Count the lines that include the string "from", and give only that number.

# Input rows
========

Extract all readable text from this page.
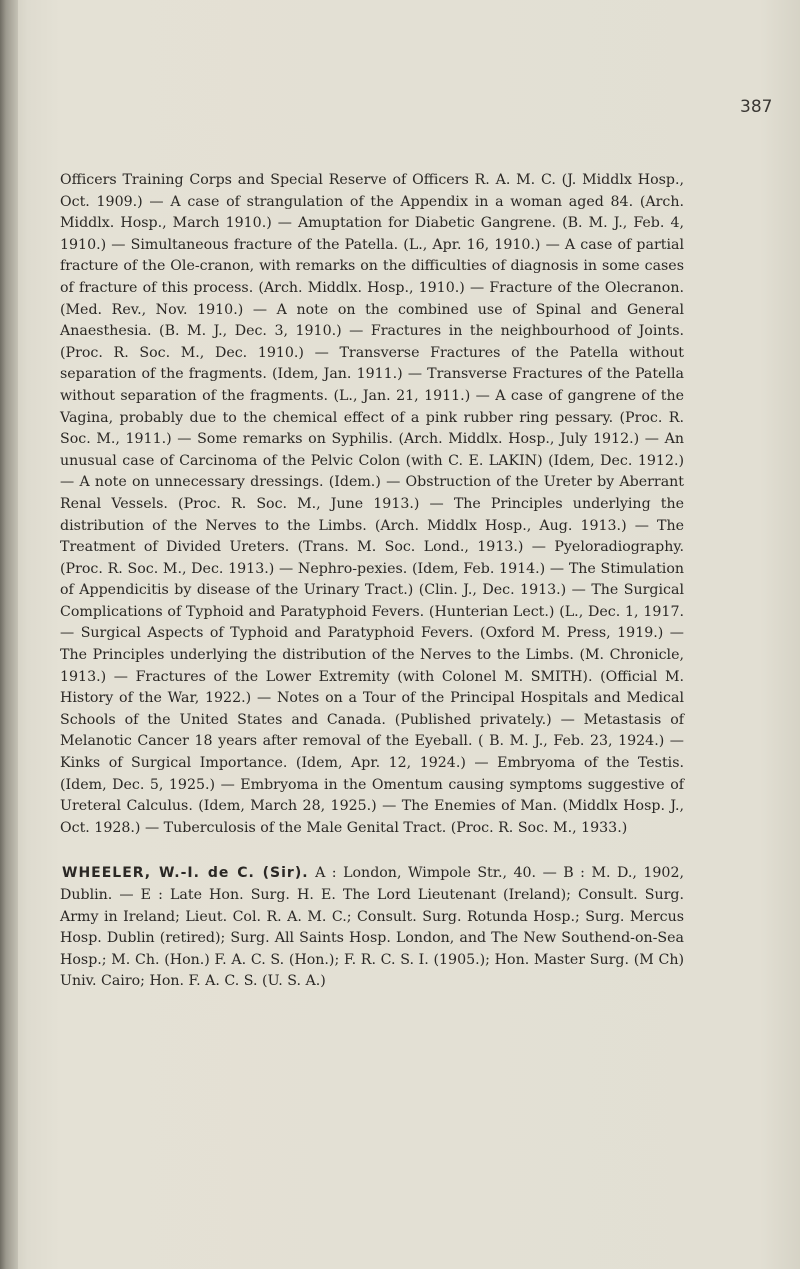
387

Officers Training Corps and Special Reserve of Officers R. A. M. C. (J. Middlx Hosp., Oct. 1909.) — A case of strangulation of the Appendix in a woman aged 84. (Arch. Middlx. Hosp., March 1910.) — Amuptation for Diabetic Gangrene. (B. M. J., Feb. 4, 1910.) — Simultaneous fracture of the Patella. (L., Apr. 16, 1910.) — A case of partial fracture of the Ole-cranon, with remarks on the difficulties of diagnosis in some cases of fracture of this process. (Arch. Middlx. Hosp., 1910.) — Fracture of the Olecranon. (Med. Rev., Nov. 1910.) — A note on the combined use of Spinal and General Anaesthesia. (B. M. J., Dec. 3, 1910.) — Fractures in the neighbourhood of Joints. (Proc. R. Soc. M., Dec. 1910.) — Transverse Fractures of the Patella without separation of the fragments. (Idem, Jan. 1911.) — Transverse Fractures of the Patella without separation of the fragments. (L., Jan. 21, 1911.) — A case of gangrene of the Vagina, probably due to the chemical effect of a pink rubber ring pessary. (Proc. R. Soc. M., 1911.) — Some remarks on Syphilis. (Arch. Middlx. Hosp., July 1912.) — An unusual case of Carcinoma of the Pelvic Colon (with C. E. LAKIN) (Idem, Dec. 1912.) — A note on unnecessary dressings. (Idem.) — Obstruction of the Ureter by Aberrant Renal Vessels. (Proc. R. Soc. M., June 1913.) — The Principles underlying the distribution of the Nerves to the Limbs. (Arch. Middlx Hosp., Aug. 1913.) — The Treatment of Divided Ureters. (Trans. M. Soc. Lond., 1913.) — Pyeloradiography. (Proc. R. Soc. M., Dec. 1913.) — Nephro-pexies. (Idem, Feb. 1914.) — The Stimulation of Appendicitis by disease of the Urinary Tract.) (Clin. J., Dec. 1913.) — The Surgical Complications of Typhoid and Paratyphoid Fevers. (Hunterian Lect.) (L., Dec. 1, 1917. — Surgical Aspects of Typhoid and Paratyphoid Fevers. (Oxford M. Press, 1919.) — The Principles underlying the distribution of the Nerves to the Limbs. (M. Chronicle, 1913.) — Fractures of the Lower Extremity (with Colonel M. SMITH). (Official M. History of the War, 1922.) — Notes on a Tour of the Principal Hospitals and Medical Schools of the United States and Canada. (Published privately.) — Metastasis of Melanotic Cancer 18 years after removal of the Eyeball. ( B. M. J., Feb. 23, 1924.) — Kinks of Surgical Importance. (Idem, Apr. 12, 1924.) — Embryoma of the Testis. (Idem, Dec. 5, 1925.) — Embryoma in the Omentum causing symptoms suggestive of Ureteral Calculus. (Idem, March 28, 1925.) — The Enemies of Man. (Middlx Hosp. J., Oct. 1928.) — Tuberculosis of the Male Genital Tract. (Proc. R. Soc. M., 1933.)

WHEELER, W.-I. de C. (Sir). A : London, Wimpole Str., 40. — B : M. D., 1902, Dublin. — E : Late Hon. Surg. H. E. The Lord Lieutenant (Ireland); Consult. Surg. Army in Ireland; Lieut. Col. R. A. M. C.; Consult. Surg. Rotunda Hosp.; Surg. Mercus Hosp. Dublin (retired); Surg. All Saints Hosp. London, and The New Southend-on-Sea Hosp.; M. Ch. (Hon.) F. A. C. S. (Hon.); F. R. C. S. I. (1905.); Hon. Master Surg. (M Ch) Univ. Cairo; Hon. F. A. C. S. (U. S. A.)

========

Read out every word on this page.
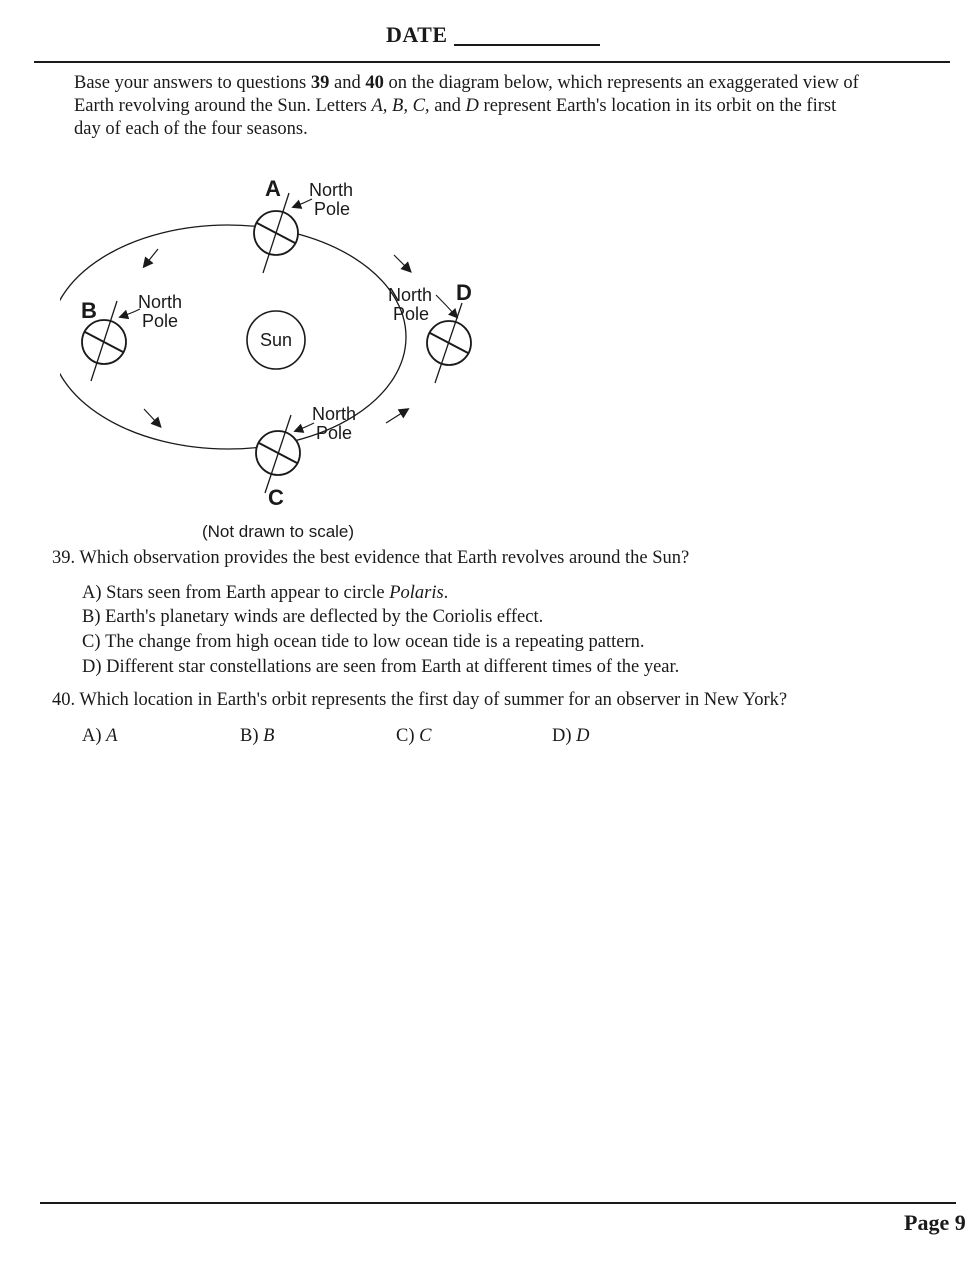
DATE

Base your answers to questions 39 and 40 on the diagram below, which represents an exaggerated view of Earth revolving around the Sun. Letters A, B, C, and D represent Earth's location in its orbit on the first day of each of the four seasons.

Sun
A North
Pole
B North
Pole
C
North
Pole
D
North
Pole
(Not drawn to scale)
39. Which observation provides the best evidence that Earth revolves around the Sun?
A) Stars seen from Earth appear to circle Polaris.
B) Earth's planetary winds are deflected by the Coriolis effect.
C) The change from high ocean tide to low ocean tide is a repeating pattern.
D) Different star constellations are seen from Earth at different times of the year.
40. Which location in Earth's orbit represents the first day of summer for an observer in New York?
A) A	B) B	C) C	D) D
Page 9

========

# Answer to the problem
4